» Task directions
Copy the entries below exactly. Images do not belong in the copy.

Records from a dataset:

++++++++++

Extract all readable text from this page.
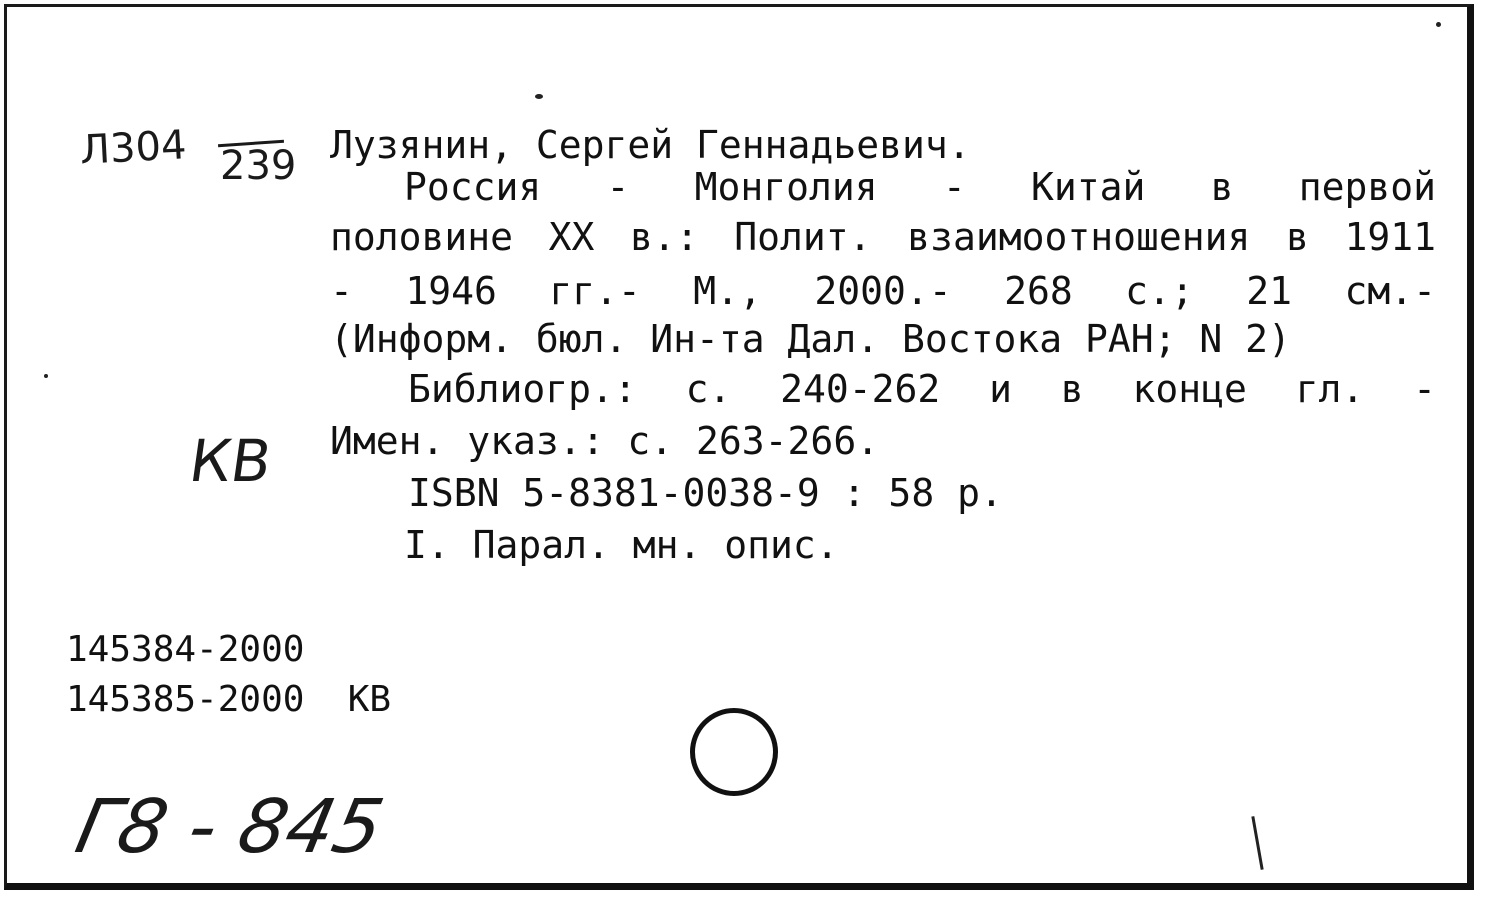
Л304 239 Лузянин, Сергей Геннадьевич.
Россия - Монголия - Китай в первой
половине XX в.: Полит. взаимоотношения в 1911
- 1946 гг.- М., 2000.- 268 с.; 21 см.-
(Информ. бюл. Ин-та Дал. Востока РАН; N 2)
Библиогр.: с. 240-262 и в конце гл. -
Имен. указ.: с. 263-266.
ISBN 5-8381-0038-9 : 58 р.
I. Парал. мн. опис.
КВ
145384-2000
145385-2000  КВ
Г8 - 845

++++++++++

» In response
Extract all readable text from this page.
Л304 239 Лузянин, Сергей Геннадьевич.
Россия - Монголия - Китай в первой
половине XX в.: Полит. взаимоотношения в 1911
- 1946 гг.- М., 2000.- 268 с.; 21 см.-
(Информ. бюл. Ин-та Дал. Востока РАН; N 2)
Библиогр.: с. 240-262 и в конце гл. -
Имен. указ.: с. 263-266.
ISBN 5-8381-0038-9 : 58 р.
I. Парал. мн. опис.
КВ
145384-2000
145385-2000  КВ
Г8 - 845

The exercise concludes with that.